* WORK REQUIRED *
Repeat the listing in full. Nothing may be added or left out.

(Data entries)

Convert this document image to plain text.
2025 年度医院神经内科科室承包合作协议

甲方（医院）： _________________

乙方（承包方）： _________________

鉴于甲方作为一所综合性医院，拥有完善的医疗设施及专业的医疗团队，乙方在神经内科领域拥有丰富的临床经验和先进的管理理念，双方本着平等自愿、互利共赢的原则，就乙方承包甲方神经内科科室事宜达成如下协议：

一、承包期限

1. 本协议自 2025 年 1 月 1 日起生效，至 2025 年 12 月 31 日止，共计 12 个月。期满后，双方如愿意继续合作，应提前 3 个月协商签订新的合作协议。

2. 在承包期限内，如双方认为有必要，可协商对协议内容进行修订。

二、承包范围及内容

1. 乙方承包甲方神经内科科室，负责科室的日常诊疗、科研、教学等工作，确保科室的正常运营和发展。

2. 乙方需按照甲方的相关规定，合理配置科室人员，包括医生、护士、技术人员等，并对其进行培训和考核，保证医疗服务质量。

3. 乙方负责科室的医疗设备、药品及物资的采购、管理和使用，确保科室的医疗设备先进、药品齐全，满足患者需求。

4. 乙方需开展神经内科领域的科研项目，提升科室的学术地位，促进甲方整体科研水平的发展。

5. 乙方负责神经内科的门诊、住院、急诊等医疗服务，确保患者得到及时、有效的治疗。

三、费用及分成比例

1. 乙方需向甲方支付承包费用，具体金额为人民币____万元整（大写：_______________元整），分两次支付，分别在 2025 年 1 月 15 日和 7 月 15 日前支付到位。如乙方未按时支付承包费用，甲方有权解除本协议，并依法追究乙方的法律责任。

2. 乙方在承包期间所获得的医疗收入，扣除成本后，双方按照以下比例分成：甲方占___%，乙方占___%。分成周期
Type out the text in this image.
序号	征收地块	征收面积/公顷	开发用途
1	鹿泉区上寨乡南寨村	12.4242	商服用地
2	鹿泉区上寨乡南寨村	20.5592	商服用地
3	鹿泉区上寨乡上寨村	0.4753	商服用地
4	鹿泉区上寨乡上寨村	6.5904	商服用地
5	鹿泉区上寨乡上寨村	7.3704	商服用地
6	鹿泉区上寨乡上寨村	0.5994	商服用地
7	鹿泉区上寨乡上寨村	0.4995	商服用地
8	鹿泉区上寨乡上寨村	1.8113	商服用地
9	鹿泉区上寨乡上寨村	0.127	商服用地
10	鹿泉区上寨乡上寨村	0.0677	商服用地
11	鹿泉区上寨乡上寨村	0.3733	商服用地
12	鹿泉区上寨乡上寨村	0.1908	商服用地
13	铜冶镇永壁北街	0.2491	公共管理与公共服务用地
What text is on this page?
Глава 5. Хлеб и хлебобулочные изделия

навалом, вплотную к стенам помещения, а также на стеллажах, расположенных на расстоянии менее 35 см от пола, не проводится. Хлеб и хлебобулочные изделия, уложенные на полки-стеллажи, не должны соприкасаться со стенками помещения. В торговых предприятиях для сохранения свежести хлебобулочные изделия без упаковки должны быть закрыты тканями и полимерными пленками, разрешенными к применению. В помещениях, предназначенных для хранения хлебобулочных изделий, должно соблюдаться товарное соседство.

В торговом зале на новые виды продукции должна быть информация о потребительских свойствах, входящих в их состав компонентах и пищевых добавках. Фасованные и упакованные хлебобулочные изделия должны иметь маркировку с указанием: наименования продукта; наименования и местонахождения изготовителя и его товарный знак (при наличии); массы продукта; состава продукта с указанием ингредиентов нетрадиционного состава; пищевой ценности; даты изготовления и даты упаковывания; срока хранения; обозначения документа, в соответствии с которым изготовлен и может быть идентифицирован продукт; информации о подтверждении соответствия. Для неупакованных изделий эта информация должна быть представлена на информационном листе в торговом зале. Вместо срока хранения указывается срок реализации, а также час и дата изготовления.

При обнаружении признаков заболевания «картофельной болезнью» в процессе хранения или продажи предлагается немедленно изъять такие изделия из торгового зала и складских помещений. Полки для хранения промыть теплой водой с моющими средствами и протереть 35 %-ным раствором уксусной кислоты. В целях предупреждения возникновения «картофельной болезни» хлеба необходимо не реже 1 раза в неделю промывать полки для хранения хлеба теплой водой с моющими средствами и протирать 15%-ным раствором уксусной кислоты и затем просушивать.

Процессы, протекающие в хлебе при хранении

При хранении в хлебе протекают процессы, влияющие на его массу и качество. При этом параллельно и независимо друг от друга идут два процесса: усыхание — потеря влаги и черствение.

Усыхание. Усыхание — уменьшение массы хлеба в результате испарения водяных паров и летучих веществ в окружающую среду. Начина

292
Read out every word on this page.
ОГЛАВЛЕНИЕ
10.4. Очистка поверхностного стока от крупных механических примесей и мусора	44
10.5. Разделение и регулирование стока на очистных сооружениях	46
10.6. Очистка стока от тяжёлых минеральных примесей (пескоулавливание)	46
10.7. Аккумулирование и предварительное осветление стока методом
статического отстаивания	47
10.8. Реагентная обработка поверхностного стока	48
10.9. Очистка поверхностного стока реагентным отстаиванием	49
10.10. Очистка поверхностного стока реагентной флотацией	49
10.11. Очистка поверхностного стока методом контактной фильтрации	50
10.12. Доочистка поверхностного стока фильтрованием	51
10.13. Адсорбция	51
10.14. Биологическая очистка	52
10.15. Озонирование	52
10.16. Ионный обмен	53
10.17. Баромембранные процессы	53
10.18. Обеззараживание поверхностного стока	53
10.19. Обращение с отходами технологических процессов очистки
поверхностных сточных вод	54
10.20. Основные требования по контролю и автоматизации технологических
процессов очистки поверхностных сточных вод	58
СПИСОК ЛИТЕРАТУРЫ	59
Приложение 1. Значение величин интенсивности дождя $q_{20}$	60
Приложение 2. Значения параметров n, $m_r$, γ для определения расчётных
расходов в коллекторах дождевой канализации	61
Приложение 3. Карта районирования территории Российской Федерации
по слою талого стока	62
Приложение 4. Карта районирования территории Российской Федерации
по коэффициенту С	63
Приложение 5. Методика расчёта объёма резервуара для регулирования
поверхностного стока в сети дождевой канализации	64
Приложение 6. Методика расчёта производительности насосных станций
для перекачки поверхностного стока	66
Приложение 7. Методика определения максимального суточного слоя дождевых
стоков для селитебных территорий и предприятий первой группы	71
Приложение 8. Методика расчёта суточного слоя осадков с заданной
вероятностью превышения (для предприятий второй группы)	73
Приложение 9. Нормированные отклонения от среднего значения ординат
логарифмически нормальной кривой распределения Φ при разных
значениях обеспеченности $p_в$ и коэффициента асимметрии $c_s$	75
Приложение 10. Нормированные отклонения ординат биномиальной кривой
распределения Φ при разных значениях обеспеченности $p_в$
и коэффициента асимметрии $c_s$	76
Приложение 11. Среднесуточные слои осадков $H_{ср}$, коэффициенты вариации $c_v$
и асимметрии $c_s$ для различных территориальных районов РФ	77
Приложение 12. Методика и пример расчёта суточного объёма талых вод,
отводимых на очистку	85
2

* ANSWER TO THE PROBLEM *
Convert this document image to plain text.
2025 年度医院神经内科科室承包合作协议

甲方（医院）： _________________

乙方（承包方）： _________________

鉴于甲方作为一所综合性医院，拥有完善的医疗设施及专业的医疗团队，乙方在神经内科领域拥有丰富的临床经验和先进的管理理念，双方本着平等自愿、互利共赢的原则，就乙方承包甲方神经内科科室事宜达成如下协议：

一、承包期限

1. 本协议自 2025 年 1 月 1 日起生效，至 2025 年 12 月 31 日止，共计 12 个月。期满后，双方如愿意继续合作，应提前 3 个月协商签订新的合作协议。

2. 在承包期限内，如双方认为有必要，可协商对协议内容进行修订。

二、承包范围及内容

1. 乙方承包甲方神经内科科室，负责科室的日常诊疗、科研、教学等工作，确保科室的正常运营和发展。

2. 乙方需按照甲方的相关规定，合理配置科室人员，包括医生、护士、技术人员等，并对其进行培训和考核，保证医疗服务质量。

3. 乙方负责科室的医疗设备、药品及物资的采购、管理和使用，确保科室的医疗设备先进、药品齐全，满足患者需求。

4. 乙方需开展神经内科领域的科研项目，提升科室的学术地位，促进甲方整体科研水平的发展。

5. 乙方负责神经内科的门诊、住院、急诊等医疗服务，确保患者得到及时、有效的治疗。

三、费用及分成比例

1. 乙方需向甲方支付承包费用，具体金额为人民币____万元整（大写：_______________元整），分两次支付，分别在 2025 年 1 月 15 日和 7 月 15 日前支付到位。如乙方未按时支付承包费用，甲方有权解除本协议，并依法追究乙方的法律责任。

2. 乙方在承包期间所获得的医疗收入，扣除成本后，双方按照以下比例分成：甲方占___%，乙方占___%。分成周期
Type out the text in this image.
序号	征收地块	征收面积/公顷	开发用途
1	鹿泉区上寨乡南寨村	12.4242	商服用地
2	鹿泉区上寨乡南寨村	20.5592	商服用地
3	鹿泉区上寨乡上寨村	0.4753	商服用地
4	鹿泉区上寨乡上寨村	6.5904	商服用地
5	鹿泉区上寨乡上寨村	7.3704	商服用地
6	鹿泉区上寨乡上寨村	0.5994	商服用地
7	鹿泉区上寨乡上寨村	0.4995	商服用地
8	鹿泉区上寨乡上寨村	1.8113	商服用地
9	鹿泉区上寨乡上寨村	0.127	商服用地
10	鹿泉区上寨乡上寨村	0.0677	商服用地
11	鹿泉区上寨乡上寨村	0.3733	商服用地
12	鹿泉区上寨乡上寨村	0.1908	商服用地
13	铜冶镇永壁北街	0.2491	公共管理与公共服务用地
What text is on this page?
Глава 5. Хлеб и хлебобулочные изделия

навалом, вплотную к стенам помещения, а также на стеллажах, расположенных на расстоянии менее 35 см от пола, не проводится. Хлеб и хлебобулочные изделия, уложенные на полки-стеллажи, не должны соприкасаться со стенками помещения. В торговых предприятиях для сохранения свежести хлебобулочные изделия без упаковки должны быть закрыты тканями и полимерными пленками, разрешенными к применению. В помещениях, предназначенных для хранения хлебобулочных изделий, должно соблюдаться товарное соседство.

В торговом зале на новые виды продукции должна быть информация о потребительских свойствах, входящих в их состав компонентах и пищевых добавках. Фасованные и упакованные хлебобулочные изделия должны иметь маркировку с указанием: наименования продукта; наименования и местонахождения изготовителя и его товарный знак (при наличии); массы продукта; состава продукта с указанием ингредиентов нетрадиционного состава; пищевой ценности; даты изготовления и даты упаковывания; срока хранения; обозначения документа, в соответствии с которым изготовлен и может быть идентифицирован продукт; информации о подтверждении соответствия. Для неупакованных изделий эта информация должна быть представлена на информационном листе в торговом зале. Вместо срока хранения указывается срок реализации, а также час и дата изготовления.

При обнаружении признаков заболевания «картофельной болезнью» в процессе хранения или продажи предлагается немедленно изъять такие изделия из торгового зала и складских помещений. Полки для хранения промыть теплой водой с моющими средствами и протереть 35 %-ным раствором уксусной кислоты. В целях предупреждения возникновения «картофельной болезни» хлеба необходимо не реже 1 раза в неделю промывать полки для хранения хлеба теплой водой с моющими средствами и протирать 15%-ным раствором уксусной кислоты и затем просушивать.

Процессы, протекающие в хлебе при хранении

При хранении в хлебе протекают процессы, влияющие на его массу и качество. При этом параллельно и независимо друг от друга идут два процесса: усыхание — потеря влаги и черствение.

Усыхание. Усыхание — уменьшение массы хлеба в результате испарения водяных паров и летучих веществ в окружающую среду. Начина

292
Read out every word on this page.
ОГЛАВЛЕНИЕ
10.4. Очистка поверхностного стока от крупных механических примесей и мусора	44
10.5. Разделение и регулирование стока на очистных сооружениях	46
10.6. Очистка стока от тяжёлых минеральных примесей (пескоулавливание)	46
10.7. Аккумулирование и предварительное осветление стока методом
статического отстаивания	47
10.8. Реагентная обработка поверхностного стока	48
10.9. Очистка поверхностного стока реагентным отстаиванием	49
10.10. Очистка поверхностного стока реагентной флотацией	49
10.11. Очистка поверхностного стока методом контактной фильтрации	50
10.12. Доочистка поверхностного стока фильтрованием	51
10.13. Адсорбция	51
10.14. Биологическая очистка	52
10.15. Озонирование	52
10.16. Ионный обмен	53
10.17. Баромембранные процессы	53
10.18. Обеззараживание поверхностного стока	53
10.19. Обращение с отходами технологических процессов очистки
поверхностных сточных вод	54
10.20. Основные требования по контролю и автоматизации технологических
процессов очистки поверхностных сточных вод	58
СПИСОК ЛИТЕРАТУРЫ	59
Приложение 1. Значение величин интенсивности дождя $q_{20}$	60
Приложение 2. Значения параметров n, $m_r$, γ для определения расчётных
расходов в коллекторах дождевой канализации	61
Приложение 3. Карта районирования территории Российской Федерации
по слою талого стока	62
Приложение 4. Карта районирования территории Российской Федерации
по коэффициенту С	63
Приложение 5. Методика расчёта объёма резервуара для регулирования
поверхностного стока в сети дождевой канализации	64
Приложение 6. Методика расчёта производительности насосных станций
для перекачки поверхностного стока	66
Приложение 7. Методика определения максимального суточного слоя дождевых
стоков для селитебных территорий и предприятий первой группы	71
Приложение 8. Методика расчёта суточного слоя осадков с заданной
вероятностью превышения (для предприятий второй группы)	73
Приложение 9. Нормированные отклонения от среднего значения ординат
логарифмически нормальной кривой распределения Φ при разных
значениях обеспеченности $p_в$ и коэффициента асимметрии $c_s$	75
Приложение 10. Нормированные отклонения ординат биномиальной кривой
распределения Φ при разных значениях обеспеченности $p_в$
и коэффициента асимметрии $c_s$	76
Приложение 11. Среднесуточные слои осадков $H_{ср}$, коэффициенты вариации $c_v$
и асимметрии $c_s$ для различных территориальных районов РФ	77
Приложение 12. Методика и пример расчёта суточного объёма талых вод,
отводимых на очистку	85
2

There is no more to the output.